## begin Supplied records

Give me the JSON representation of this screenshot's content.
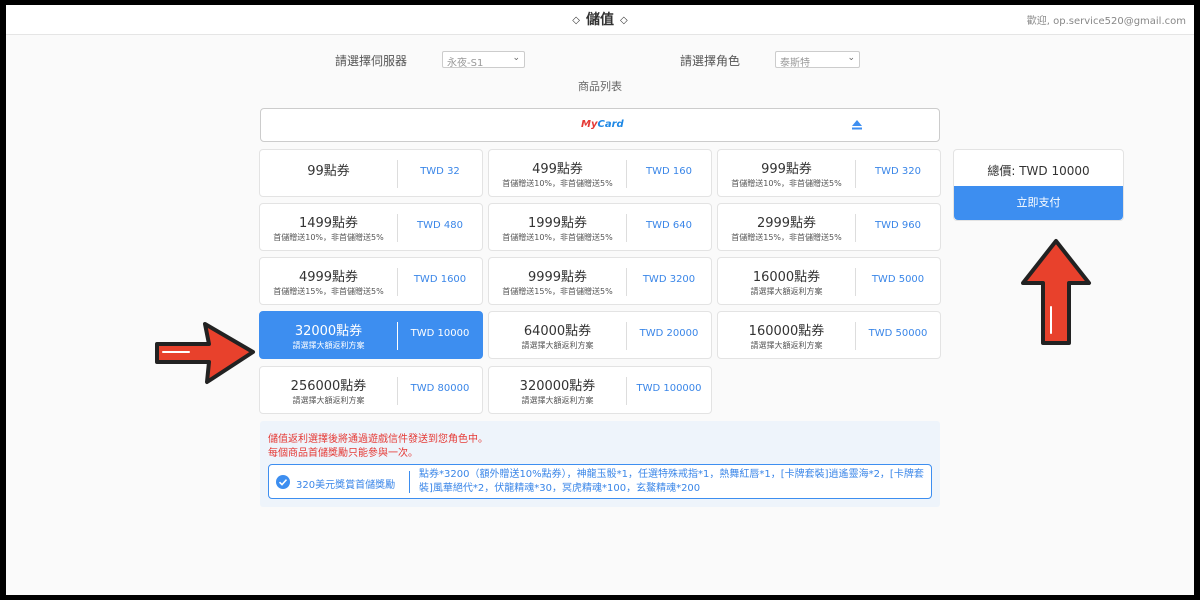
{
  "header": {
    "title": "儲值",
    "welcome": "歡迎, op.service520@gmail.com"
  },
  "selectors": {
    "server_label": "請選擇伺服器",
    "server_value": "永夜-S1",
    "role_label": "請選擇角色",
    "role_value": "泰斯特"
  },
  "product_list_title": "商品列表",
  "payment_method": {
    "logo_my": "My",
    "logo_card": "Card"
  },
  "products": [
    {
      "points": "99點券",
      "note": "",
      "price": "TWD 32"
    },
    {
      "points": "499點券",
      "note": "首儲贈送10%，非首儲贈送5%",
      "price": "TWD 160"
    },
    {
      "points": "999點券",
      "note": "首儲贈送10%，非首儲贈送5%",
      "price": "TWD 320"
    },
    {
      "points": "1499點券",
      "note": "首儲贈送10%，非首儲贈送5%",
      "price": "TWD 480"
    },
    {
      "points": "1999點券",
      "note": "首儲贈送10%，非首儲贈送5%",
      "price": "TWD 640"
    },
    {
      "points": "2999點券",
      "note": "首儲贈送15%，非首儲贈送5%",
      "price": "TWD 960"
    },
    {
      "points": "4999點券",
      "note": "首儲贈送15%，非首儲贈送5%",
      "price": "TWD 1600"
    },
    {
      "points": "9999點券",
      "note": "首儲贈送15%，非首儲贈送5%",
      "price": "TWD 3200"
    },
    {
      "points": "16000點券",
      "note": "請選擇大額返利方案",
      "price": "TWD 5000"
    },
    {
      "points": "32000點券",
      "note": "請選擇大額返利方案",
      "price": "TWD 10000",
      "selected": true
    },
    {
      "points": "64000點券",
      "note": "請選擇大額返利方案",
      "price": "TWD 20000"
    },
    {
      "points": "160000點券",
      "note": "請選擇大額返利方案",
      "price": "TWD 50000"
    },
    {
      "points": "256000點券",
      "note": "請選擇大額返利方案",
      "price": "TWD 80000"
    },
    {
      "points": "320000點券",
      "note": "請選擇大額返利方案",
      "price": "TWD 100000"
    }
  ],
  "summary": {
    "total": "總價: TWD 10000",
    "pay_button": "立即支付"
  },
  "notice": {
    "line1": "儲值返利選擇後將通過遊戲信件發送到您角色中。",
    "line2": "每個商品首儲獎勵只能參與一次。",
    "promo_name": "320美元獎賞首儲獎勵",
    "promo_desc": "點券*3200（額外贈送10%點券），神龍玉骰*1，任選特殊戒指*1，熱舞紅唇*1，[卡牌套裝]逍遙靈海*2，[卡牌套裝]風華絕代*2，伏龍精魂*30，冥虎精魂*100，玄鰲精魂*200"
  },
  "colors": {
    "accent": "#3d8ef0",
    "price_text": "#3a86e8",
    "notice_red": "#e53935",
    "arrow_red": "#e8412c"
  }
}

## end Supplied records

-- Stated problem --
All entries must be written out again exactly as given, with no pictures in the copy.

-- Final result --
Give me the JSON representation of this screenshot's content.
{
  "header": {
    "title": "儲值",
    "welcome": "歡迎, op.service520@gmail.com"
  },
  "selectors": {
    "server_label": "請選擇伺服器",
    "server_value": "永夜-S1",
    "role_label": "請選擇角色",
    "role_value": "泰斯特"
  },
  "product_list_title": "商品列表",
  "payment_method": {
    "logo_my": "My",
    "logo_card": "Card"
  },
  "products": [
    {
      "points": "99點券",
      "note": "",
      "price": "TWD 32"
    },
    {
      "points": "499點券",
      "note": "首儲贈送10%，非首儲贈送5%",
      "price": "TWD 160"
    },
    {
      "points": "999點券",
      "note": "首儲贈送10%，非首儲贈送5%",
      "price": "TWD 320"
    },
    {
      "points": "1499點券",
      "note": "首儲贈送10%，非首儲贈送5%",
      "price": "TWD 480"
    },
    {
      "points": "1999點券",
      "note": "首儲贈送10%，非首儲贈送5%",
      "price": "TWD 640"
    },
    {
      "points": "2999點券",
      "note": "首儲贈送15%，非首儲贈送5%",
      "price": "TWD 960"
    },
    {
      "points": "4999點券",
      "note": "首儲贈送15%，非首儲贈送5%",
      "price": "TWD 1600"
    },
    {
      "points": "9999點券",
      "note": "首儲贈送15%，非首儲贈送5%",
      "price": "TWD 3200"
    },
    {
      "points": "16000點券",
      "note": "請選擇大額返利方案",
      "price": "TWD 5000"
    },
    {
      "points": "32000點券",
      "note": "請選擇大額返利方案",
      "price": "TWD 10000",
      "selected": true
    },
    {
      "points": "64000點券",
      "note": "請選擇大額返利方案",
      "price": "TWD 20000"
    },
    {
      "points": "160000點券",
      "note": "請選擇大額返利方案",
      "price": "TWD 50000"
    },
    {
      "points": "256000點券",
      "note": "請選擇大額返利方案",
      "price": "TWD 80000"
    },
    {
      "points": "320000點券",
      "note": "請選擇大額返利方案",
      "price": "TWD 100000"
    }
  ],
  "summary": {
    "total": "總價: TWD 10000",
    "pay_button": "立即支付"
  },
  "notice": {
    "line1": "儲值返利選擇後將通過遊戲信件發送到您角色中。",
    "line2": "每個商品首儲獎勵只能參與一次。",
    "promo_name": "320美元獎賞首儲獎勵",
    "promo_desc": "點券*3200（額外贈送10%點券），神龍玉骰*1，任選特殊戒指*1，熱舞紅唇*1，[卡牌套裝]逍遙靈海*2，[卡牌套裝]風華絕代*2，伏龍精魂*30，冥虎精魂*100，玄鰲精魂*200"
  },
  "colors": {
    "accent": "#3d8ef0",
    "price_text": "#3a86e8",
    "notice_red": "#e53935",
    "arrow_red": "#e8412c"
  }
}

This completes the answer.